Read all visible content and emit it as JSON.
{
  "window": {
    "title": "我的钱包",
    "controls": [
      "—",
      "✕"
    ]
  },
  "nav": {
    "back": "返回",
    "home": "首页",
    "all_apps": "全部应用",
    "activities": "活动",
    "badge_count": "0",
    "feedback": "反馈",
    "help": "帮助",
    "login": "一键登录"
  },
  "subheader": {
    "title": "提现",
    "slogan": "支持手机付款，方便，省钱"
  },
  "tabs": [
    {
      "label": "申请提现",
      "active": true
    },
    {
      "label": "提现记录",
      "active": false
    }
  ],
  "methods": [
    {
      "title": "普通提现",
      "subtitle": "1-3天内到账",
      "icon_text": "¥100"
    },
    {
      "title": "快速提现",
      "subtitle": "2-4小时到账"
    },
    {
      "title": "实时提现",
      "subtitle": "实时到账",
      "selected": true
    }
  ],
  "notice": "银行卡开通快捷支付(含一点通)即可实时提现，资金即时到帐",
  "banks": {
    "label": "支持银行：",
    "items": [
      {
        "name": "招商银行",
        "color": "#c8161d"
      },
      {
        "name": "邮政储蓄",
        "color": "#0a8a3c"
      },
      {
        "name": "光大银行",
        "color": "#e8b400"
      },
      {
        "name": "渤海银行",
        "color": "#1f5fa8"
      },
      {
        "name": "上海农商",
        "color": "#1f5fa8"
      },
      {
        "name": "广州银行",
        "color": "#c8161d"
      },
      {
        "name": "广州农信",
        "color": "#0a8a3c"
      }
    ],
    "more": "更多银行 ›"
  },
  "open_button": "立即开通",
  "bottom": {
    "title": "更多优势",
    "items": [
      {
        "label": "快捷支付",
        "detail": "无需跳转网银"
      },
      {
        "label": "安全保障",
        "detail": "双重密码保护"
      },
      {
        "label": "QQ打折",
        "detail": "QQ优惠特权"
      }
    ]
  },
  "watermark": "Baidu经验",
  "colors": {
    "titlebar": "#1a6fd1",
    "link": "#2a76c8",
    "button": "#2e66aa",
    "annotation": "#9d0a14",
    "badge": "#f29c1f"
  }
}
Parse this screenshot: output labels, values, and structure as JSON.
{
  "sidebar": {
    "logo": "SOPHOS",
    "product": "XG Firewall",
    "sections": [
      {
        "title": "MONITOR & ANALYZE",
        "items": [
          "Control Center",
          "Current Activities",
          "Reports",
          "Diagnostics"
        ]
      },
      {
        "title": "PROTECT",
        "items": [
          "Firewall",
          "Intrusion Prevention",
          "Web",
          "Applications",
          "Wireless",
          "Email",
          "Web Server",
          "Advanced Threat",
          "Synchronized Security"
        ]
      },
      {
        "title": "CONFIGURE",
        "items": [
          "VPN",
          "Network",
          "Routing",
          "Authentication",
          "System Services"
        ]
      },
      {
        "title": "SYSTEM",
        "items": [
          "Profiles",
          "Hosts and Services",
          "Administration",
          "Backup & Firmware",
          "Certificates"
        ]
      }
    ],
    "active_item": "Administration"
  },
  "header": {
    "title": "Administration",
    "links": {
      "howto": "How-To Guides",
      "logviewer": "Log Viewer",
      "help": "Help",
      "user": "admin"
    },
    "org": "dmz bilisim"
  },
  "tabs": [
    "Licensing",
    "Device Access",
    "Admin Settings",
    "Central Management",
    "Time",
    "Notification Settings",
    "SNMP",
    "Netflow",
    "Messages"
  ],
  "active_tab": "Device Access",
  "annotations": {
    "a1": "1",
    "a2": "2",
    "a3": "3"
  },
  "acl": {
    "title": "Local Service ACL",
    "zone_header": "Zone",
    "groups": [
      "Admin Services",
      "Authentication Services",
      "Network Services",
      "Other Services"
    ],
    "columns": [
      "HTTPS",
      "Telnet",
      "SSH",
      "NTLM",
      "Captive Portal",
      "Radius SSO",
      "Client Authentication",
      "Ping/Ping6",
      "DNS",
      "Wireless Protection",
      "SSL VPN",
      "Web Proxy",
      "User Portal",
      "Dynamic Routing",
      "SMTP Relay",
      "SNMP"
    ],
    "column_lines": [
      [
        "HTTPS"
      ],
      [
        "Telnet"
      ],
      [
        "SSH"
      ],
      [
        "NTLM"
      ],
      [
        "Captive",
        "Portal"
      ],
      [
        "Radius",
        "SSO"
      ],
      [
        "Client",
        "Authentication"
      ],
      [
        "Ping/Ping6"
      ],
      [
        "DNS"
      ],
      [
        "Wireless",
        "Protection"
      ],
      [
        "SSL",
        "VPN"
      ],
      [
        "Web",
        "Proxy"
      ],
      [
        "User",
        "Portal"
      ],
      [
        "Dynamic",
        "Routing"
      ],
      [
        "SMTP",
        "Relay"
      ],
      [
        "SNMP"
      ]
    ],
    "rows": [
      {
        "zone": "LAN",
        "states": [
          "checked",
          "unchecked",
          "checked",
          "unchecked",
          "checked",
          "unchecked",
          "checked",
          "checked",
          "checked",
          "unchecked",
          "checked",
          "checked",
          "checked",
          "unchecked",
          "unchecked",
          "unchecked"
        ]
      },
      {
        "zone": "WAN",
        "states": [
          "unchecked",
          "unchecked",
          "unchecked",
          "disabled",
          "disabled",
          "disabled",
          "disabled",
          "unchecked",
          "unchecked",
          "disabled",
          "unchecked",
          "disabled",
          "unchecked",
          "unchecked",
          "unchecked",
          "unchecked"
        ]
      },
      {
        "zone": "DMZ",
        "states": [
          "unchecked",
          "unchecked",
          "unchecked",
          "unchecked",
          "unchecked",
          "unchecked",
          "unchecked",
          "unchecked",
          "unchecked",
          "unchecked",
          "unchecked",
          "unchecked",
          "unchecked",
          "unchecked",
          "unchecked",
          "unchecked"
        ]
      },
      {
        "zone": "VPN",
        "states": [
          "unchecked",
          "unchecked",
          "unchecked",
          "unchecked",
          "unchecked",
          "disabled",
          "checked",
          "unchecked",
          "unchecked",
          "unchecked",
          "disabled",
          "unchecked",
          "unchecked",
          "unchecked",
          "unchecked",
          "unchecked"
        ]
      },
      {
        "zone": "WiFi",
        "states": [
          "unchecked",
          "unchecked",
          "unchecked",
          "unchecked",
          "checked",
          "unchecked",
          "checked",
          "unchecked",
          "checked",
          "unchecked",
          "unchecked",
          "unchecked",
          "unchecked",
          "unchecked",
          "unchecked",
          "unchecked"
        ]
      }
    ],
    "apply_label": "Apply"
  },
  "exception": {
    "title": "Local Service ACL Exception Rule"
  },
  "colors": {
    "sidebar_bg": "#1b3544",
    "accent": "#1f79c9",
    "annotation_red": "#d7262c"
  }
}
************
Exercise instructions: Return every line exactly.

Exercise output:
Read all visible content and emit it as JSON.
{
  "window": {
    "title": "我的钱包",
    "controls": [
      "—",
      "✕"
    ]
  },
  "nav": {
    "back": "返回",
    "home": "首页",
    "all_apps": "全部应用",
    "activities": "活动",
    "badge_count": "0",
    "feedback": "反馈",
    "help": "帮助",
    "login": "一键登录"
  },
  "subheader": {
    "title": "提现",
    "slogan": "支持手机付款，方便，省钱"
  },
  "tabs": [
    {
      "label": "申请提现",
      "active": true
    },
    {
      "label": "提现记录",
      "active": false
    }
  ],
  "methods": [
    {
      "title": "普通提现",
      "subtitle": "1-3天内到账",
      "icon_text": "¥100"
    },
    {
      "title": "快速提现",
      "subtitle": "2-4小时到账"
    },
    {
      "title": "实时提现",
      "subtitle": "实时到账",
      "selected": true
    }
  ],
  "notice": "银行卡开通快捷支付(含一点通)即可实时提现，资金即时到帐",
  "banks": {
    "label": "支持银行：",
    "items": [
      {
        "name": "招商银行",
        "color": "#c8161d"
      },
      {
        "name": "邮政储蓄",
        "color": "#0a8a3c"
      },
      {
        "name": "光大银行",
        "color": "#e8b400"
      },
      {
        "name": "渤海银行",
        "color": "#1f5fa8"
      },
      {
        "name": "上海农商",
        "color": "#1f5fa8"
      },
      {
        "name": "广州银行",
        "color": "#c8161d"
      },
      {
        "name": "广州农信",
        "color": "#0a8a3c"
      }
    ],
    "more": "更多银行 ›"
  },
  "open_button": "立即开通",
  "bottom": {
    "title": "更多优势",
    "items": [
      {
        "label": "快捷支付",
        "detail": "无需跳转网银"
      },
      {
        "label": "安全保障",
        "detail": "双重密码保护"
      },
      {
        "label": "QQ打折",
        "detail": "QQ优惠特权"
      }
    ]
  },
  "watermark": "Baidu经验",
  "colors": {
    "titlebar": "#1a6fd1",
    "link": "#2a76c8",
    "button": "#2e66aa",
    "annotation": "#9d0a14",
    "badge": "#f29c1f"
  }
}
Parse this screenshot: output labels, values, and structure as JSON.
{
  "sidebar": {
    "logo": "SOPHOS",
    "product": "XG Firewall",
    "sections": [
      {
        "title": "MONITOR & ANALYZE",
        "items": [
          "Control Center",
          "Current Activities",
          "Reports",
          "Diagnostics"
        ]
      },
      {
        "title": "PROTECT",
        "items": [
          "Firewall",
          "Intrusion Prevention",
          "Web",
          "Applications",
          "Wireless",
          "Email",
          "Web Server",
          "Advanced Threat",
          "Synchronized Security"
        ]
      },
      {
        "title": "CONFIGURE",
        "items": [
          "VPN",
          "Network",
          "Routing",
          "Authentication",
          "System Services"
        ]
      },
      {
        "title": "SYSTEM",
        "items": [
          "Profiles",
          "Hosts and Services",
          "Administration",
          "Backup & Firmware",
          "Certificates"
        ]
      }
    ],
    "active_item": "Administration"
  },
  "header": {
    "title": "Administration",
    "links": {
      "howto": "How-To Guides",
      "logviewer": "Log Viewer",
      "help": "Help",
      "user": "admin"
    },
    "org": "dmz bilisim"
  },
  "tabs": [
    "Licensing",
    "Device Access",
    "Admin Settings",
    "Central Management",
    "Time",
    "Notification Settings",
    "SNMP",
    "Netflow",
    "Messages"
  ],
  "active_tab": "Device Access",
  "annotations": {
    "a1": "1",
    "a2": "2",
    "a3": "3"
  },
  "acl": {
    "title": "Local Service ACL",
    "zone_header": "Zone",
    "groups": [
      "Admin Services",
      "Authentication Services",
      "Network Services",
      "Other Services"
    ],
    "columns": [
      "HTTPS",
      "Telnet",
      "SSH",
      "NTLM",
      "Captive Portal",
      "Radius SSO",
      "Client Authentication",
      "Ping/Ping6",
      "DNS",
      "Wireless Protection",
      "SSL VPN",
      "Web Proxy",
      "User Portal",
      "Dynamic Routing",
      "SMTP Relay",
      "SNMP"
    ],
    "column_lines": [
      [
        "HTTPS"
      ],
      [
        "Telnet"
      ],
      [
        "SSH"
      ],
      [
        "NTLM"
      ],
      [
        "Captive",
        "Portal"
      ],
      [
        "Radius",
        "SSO"
      ],
      [
        "Client",
        "Authentication"
      ],
      [
        "Ping/Ping6"
      ],
      [
        "DNS"
      ],
      [
        "Wireless",
        "Protection"
      ],
      [
        "SSL",
        "VPN"
      ],
      [
        "Web",
        "Proxy"
      ],
      [
        "User",
        "Portal"
      ],
      [
        "Dynamic",
        "Routing"
      ],
      [
        "SMTP",
        "Relay"
      ],
      [
        "SNMP"
      ]
    ],
    "rows": [
      {
        "zone": "LAN",
        "states": [
          "checked",
          "unchecked",
          "checked",
          "unchecked",
          "checked",
          "unchecked",
          "checked",
          "checked",
          "checked",
          "unchecked",
          "checked",
          "checked",
          "checked",
          "unchecked",
          "unchecked",
          "unchecked"
        ]
      },
      {
        "zone": "WAN",
        "states": [
          "unchecked",
          "unchecked",
          "unchecked",
          "disabled",
          "disabled",
          "disabled",
          "disabled",
          "unchecked",
          "unchecked",
          "disabled",
          "unchecked",
          "disabled",
          "unchecked",
          "unchecked",
          "unchecked",
          "unchecked"
        ]
      },
      {
        "zone": "DMZ",
        "states": [
          "unchecked",
          "unchecked",
          "unchecked",
          "unchecked",
          "unchecked",
          "unchecked",
          "unchecked",
          "unchecked",
          "unchecked",
          "unchecked",
          "unchecked",
          "unchecked",
          "unchecked",
          "unchecked",
          "unchecked",
          "unchecked"
        ]
      },
      {
        "zone": "VPN",
        "states": [
          "unchecked",
          "unchecked",
          "unchecked",
          "unchecked",
          "unchecked",
          "disabled",
          "checked",
          "unchecked",
          "unchecked",
          "unchecked",
          "disabled",
          "unchecked",
          "unchecked",
          "unchecked",
          "unchecked",
          "unchecked"
        ]
      },
      {
        "zone": "WiFi",
        "states": [
          "unchecked",
          "unchecked",
          "unchecked",
          "unchecked",
          "checked",
          "unchecked",
          "checked",
          "unchecked",
          "checked",
          "unchecked",
          "unchecked",
          "unchecked",
          "unchecked",
          "unchecked",
          "unchecked",
          "unchecked"
        ]
      }
    ],
    "apply_label": "Apply"
  },
  "exception": {
    "title": "Local Service ACL Exception Rule"
  },
  "colors": {
    "sidebar_bg": "#1b3544",
    "accent": "#1f79c9",
    "annotation_red": "#d7262c"
  }
}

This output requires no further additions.